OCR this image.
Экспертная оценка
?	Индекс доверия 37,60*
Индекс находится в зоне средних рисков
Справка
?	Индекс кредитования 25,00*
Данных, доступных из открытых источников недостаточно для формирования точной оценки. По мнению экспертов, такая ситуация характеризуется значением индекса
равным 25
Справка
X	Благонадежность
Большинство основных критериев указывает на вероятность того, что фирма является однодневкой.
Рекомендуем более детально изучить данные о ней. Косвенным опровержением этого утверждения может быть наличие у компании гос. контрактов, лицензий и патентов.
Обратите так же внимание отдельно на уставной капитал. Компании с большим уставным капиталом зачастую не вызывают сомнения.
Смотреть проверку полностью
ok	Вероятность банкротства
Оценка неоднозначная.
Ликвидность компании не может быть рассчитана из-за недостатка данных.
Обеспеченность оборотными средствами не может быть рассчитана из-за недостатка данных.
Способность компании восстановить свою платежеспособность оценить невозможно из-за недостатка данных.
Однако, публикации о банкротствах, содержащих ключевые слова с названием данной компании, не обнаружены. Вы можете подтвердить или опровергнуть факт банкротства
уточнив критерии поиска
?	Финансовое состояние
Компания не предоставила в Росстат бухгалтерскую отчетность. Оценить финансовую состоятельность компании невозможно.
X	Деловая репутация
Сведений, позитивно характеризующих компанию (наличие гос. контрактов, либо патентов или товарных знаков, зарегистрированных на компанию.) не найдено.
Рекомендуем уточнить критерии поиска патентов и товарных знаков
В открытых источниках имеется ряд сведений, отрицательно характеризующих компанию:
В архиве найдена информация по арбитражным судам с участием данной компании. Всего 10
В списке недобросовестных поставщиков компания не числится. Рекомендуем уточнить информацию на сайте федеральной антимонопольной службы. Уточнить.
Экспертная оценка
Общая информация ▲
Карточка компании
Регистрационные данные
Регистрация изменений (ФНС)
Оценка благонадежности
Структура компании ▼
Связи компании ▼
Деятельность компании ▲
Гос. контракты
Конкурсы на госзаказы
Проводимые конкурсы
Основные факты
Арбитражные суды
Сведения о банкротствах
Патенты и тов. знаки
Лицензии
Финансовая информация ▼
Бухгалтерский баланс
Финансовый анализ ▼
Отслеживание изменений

EXERCISE REQUIREMENTS
Of the lines in the data, how many contain the word "банкротствах"? Provide the number and nothing further.

COMPLETED TASK
2